• **TASK DESCRIPTION**
Give the total number of lines with the word "screenshot" in them, and no other words.

• **RECORDS FOR THE TASK**
========================================================================

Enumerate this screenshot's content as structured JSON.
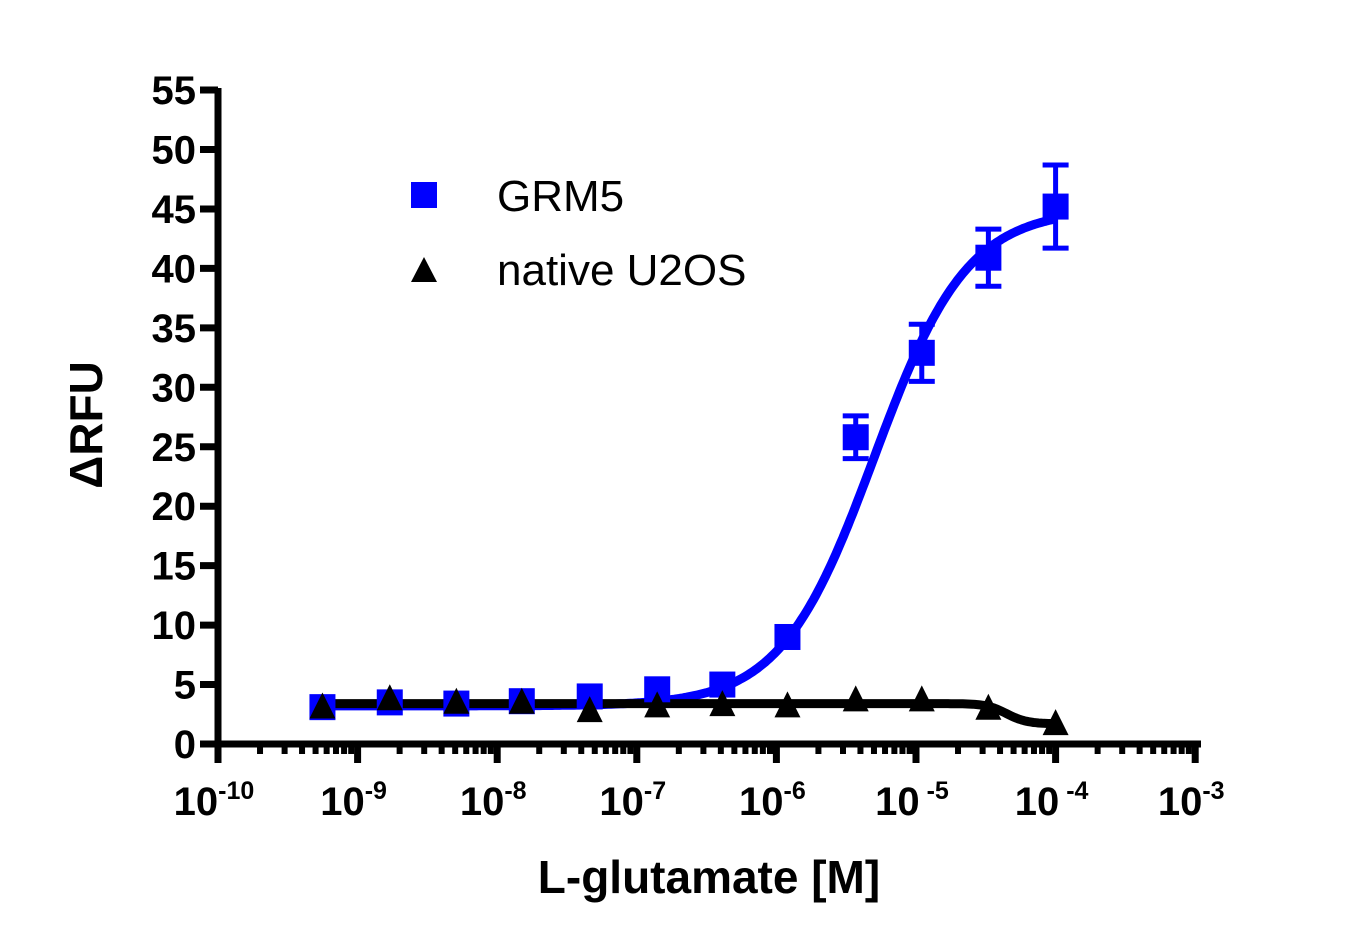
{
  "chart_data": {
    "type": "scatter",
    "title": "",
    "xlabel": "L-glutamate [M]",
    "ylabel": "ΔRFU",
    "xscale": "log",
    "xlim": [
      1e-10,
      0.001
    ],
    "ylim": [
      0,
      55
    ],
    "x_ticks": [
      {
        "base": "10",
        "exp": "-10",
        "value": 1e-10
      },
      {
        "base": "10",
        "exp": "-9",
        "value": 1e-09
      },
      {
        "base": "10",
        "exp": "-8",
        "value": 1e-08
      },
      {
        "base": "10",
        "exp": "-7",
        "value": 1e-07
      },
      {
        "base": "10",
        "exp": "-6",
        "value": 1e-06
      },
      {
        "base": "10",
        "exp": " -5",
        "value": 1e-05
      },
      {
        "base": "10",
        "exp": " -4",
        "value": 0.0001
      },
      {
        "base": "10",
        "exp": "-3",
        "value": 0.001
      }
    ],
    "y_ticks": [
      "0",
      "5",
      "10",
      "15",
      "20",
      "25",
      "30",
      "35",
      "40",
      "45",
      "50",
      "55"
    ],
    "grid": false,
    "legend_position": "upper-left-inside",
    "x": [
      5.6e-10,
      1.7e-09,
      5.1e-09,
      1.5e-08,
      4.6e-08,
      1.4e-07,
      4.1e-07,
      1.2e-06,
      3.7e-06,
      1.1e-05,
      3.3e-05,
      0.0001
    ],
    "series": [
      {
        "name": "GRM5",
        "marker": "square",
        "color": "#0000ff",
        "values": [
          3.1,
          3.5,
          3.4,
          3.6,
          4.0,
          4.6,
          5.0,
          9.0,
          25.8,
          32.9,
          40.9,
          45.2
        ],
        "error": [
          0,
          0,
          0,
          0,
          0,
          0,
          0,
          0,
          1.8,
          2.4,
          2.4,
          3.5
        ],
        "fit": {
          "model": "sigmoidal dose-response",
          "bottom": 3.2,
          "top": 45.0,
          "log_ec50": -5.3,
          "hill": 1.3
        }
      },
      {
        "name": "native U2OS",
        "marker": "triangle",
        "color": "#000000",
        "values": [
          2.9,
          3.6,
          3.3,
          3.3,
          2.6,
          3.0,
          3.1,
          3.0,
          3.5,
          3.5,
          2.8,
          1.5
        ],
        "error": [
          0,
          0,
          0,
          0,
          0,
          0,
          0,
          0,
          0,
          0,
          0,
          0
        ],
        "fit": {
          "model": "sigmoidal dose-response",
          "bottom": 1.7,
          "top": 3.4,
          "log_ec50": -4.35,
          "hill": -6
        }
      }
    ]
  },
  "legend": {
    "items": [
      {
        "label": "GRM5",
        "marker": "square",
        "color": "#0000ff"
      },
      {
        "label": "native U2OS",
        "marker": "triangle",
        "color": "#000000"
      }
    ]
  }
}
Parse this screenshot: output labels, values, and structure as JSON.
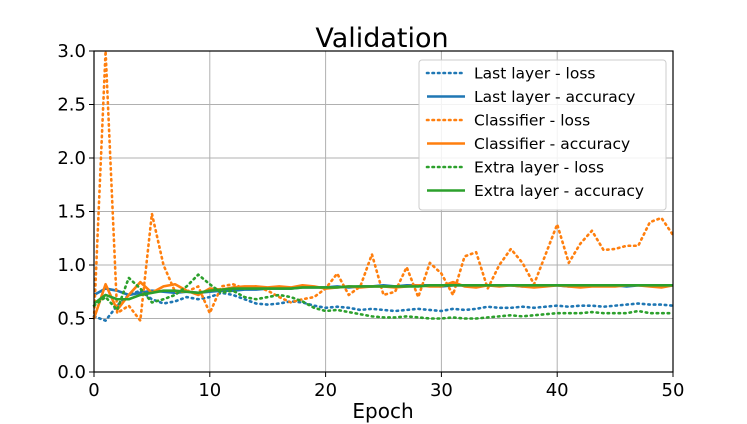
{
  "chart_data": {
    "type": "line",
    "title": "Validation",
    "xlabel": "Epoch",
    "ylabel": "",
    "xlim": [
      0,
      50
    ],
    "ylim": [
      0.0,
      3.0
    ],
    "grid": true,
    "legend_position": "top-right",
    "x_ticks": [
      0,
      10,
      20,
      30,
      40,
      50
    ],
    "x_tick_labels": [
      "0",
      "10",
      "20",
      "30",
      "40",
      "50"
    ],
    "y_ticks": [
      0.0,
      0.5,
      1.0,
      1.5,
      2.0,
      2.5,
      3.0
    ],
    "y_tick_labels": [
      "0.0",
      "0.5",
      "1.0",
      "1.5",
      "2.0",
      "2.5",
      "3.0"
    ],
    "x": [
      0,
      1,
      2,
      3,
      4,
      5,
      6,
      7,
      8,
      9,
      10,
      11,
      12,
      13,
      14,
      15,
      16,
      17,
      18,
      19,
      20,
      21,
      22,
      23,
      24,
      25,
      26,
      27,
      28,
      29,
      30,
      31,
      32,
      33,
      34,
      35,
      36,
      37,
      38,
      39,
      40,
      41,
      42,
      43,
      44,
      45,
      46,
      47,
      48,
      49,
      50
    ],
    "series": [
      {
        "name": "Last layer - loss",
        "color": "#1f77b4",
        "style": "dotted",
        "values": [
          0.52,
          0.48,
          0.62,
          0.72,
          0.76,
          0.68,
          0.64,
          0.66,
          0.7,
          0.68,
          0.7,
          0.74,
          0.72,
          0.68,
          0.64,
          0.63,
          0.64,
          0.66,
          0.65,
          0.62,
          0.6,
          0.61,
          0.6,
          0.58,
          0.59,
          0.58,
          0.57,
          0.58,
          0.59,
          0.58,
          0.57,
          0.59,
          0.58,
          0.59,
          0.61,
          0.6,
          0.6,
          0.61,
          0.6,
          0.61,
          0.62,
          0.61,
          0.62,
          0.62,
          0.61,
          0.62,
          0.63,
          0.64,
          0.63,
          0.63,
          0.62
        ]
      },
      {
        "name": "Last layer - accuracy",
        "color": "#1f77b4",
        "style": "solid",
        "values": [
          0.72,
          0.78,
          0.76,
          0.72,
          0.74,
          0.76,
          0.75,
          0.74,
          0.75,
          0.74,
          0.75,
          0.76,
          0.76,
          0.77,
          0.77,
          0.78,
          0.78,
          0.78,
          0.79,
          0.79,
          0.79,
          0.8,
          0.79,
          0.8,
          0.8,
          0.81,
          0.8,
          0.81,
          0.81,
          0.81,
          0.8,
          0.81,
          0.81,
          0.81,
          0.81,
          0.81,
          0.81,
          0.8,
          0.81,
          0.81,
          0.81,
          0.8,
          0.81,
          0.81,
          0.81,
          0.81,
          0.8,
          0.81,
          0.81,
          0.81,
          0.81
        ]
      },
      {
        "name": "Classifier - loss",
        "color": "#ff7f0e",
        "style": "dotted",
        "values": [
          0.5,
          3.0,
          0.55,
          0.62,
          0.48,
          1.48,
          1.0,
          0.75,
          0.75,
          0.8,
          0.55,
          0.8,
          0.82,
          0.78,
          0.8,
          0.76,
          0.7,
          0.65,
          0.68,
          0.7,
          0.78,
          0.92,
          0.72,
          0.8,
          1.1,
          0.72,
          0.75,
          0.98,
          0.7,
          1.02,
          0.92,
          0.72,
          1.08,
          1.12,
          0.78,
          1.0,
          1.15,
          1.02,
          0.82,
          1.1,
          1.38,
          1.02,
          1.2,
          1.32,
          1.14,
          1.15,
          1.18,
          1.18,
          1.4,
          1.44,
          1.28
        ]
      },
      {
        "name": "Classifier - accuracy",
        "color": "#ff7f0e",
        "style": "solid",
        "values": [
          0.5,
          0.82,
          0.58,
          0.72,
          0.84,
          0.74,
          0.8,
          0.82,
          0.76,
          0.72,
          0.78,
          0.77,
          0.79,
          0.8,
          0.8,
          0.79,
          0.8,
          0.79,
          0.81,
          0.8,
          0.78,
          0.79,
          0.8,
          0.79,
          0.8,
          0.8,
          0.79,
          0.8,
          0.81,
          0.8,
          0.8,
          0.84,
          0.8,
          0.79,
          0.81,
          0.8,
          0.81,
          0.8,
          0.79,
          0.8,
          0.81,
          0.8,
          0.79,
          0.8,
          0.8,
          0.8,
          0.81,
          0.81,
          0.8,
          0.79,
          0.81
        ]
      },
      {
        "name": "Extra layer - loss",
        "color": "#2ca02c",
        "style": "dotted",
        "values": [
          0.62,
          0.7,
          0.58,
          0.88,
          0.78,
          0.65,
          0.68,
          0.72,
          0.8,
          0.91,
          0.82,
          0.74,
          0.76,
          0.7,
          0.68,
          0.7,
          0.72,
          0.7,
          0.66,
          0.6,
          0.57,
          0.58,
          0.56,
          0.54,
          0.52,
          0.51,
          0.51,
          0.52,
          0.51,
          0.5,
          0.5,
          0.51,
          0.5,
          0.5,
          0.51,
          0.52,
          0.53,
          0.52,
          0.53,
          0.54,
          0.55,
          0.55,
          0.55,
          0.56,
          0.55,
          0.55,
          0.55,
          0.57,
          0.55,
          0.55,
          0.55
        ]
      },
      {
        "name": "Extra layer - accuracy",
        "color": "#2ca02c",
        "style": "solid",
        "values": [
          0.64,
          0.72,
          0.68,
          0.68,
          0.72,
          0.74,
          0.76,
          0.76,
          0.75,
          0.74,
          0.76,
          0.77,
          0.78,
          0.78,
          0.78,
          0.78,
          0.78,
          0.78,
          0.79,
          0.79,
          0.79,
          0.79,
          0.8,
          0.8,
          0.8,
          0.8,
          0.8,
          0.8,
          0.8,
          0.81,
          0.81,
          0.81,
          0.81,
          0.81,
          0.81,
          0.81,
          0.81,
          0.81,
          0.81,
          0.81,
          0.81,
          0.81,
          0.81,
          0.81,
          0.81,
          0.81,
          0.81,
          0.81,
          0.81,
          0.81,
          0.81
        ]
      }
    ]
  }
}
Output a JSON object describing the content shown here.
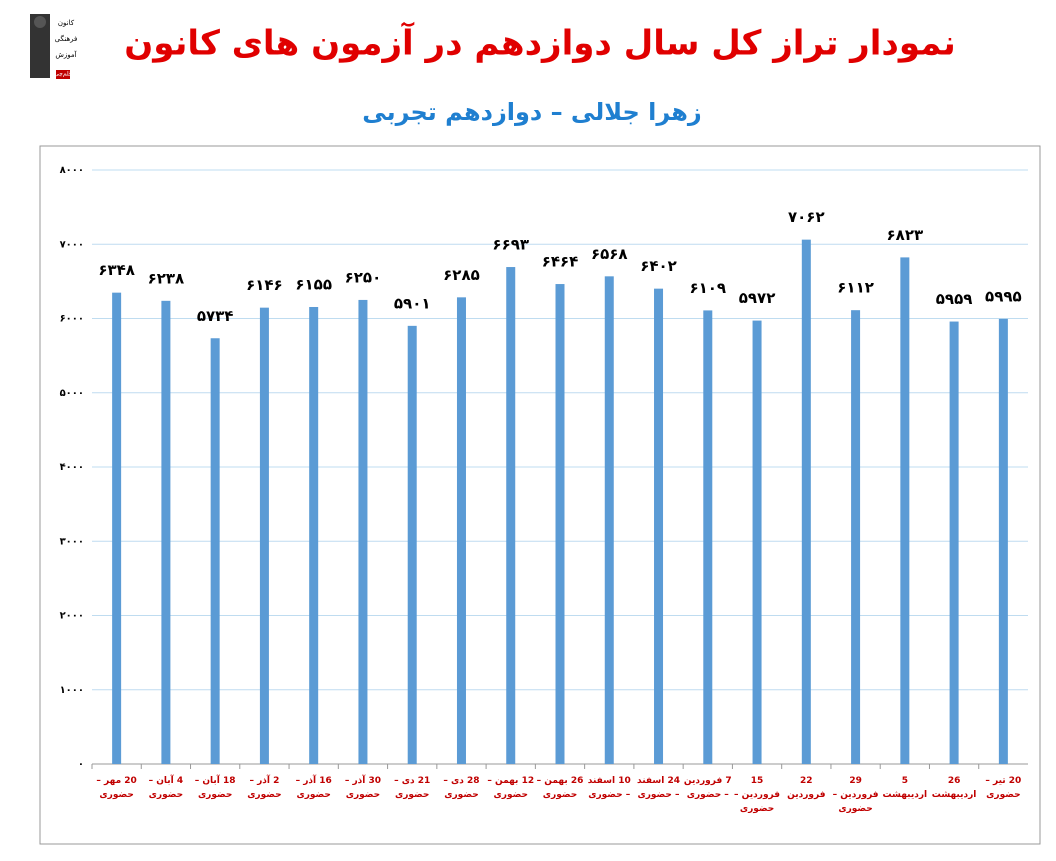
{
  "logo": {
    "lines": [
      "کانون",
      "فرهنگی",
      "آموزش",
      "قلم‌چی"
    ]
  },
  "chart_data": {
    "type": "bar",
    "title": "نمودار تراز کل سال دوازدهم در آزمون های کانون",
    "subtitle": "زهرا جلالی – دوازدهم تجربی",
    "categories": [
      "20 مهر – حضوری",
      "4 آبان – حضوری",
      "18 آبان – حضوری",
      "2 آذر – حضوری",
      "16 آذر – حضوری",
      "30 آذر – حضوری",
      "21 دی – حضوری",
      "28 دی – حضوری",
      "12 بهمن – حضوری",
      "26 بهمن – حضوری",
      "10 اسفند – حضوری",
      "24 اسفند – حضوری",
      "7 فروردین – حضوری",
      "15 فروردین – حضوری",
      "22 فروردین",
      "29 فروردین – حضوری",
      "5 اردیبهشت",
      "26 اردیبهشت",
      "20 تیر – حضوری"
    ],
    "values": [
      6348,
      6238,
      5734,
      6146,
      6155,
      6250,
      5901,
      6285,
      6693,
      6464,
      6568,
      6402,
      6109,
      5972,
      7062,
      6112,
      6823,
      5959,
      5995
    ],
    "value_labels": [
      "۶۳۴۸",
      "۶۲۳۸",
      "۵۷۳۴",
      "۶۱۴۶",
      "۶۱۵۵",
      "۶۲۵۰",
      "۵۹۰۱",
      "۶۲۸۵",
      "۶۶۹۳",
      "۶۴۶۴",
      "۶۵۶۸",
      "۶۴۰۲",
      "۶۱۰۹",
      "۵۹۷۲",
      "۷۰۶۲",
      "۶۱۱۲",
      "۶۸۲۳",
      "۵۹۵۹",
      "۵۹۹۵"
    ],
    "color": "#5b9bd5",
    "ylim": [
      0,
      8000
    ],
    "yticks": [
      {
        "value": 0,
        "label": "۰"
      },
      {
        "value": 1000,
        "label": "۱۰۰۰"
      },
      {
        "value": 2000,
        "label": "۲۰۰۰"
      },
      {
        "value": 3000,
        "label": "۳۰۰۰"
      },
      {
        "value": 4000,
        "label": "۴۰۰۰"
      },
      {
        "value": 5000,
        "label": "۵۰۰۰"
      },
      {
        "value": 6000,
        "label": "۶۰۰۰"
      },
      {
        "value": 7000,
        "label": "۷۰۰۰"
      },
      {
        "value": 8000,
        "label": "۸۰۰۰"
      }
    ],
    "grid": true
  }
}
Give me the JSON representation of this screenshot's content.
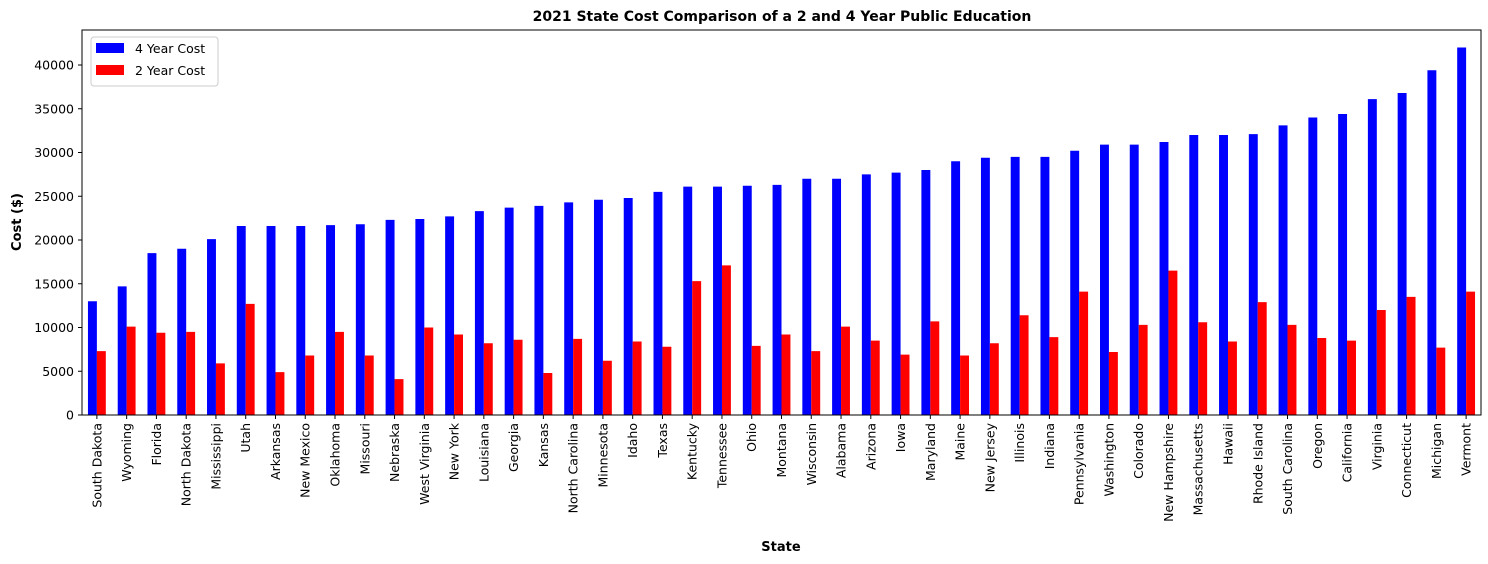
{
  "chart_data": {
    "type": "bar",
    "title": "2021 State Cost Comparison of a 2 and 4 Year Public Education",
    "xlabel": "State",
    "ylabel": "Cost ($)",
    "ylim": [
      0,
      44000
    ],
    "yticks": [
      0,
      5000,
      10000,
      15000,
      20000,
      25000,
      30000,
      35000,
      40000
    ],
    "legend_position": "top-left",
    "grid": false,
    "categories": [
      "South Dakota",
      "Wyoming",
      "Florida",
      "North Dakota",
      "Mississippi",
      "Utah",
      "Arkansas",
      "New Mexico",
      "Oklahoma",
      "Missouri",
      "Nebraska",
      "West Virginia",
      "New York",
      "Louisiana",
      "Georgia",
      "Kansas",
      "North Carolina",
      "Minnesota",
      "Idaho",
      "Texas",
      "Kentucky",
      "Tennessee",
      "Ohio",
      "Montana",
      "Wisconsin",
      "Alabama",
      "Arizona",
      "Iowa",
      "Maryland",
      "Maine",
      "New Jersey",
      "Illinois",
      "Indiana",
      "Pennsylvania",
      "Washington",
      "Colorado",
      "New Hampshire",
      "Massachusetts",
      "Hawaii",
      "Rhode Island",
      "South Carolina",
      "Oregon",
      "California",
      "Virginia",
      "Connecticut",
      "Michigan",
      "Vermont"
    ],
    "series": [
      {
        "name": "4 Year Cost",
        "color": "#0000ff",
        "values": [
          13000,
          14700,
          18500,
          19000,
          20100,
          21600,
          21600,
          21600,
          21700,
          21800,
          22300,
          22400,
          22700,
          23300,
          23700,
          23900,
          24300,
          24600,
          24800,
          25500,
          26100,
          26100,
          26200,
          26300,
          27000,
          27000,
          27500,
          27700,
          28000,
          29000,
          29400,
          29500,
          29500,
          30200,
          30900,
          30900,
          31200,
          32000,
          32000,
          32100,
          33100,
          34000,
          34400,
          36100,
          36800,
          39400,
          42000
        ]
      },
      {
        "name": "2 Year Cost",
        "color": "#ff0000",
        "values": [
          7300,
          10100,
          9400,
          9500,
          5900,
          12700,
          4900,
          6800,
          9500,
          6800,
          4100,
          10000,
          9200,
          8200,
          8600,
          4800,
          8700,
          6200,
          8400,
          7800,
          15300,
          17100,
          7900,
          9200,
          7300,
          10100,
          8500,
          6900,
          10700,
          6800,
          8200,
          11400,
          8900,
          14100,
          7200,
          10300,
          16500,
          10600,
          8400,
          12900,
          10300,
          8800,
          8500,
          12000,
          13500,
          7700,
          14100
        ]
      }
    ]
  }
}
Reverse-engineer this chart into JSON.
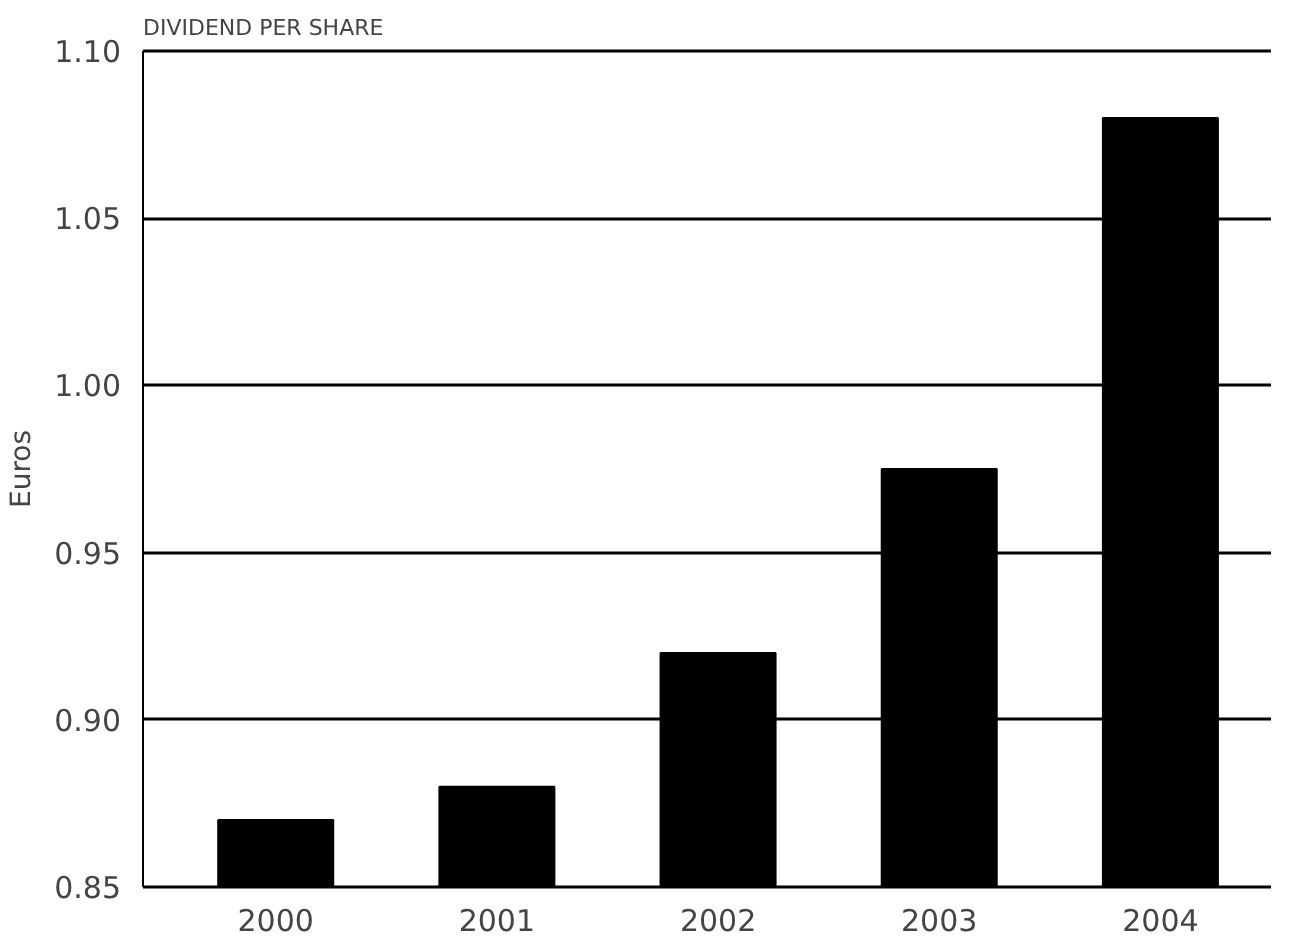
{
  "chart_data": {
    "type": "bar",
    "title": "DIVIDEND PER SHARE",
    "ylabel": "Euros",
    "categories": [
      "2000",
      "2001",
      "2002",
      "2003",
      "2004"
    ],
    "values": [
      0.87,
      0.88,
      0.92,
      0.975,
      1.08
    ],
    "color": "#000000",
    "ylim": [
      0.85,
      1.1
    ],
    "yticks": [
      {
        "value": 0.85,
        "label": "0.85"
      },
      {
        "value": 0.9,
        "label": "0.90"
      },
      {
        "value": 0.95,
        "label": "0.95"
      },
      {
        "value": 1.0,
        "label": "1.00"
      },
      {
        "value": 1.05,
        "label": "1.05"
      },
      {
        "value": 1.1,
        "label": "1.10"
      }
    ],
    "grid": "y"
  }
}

========================================================================

• **SOLUTION FOR THIS PROBLEM**
3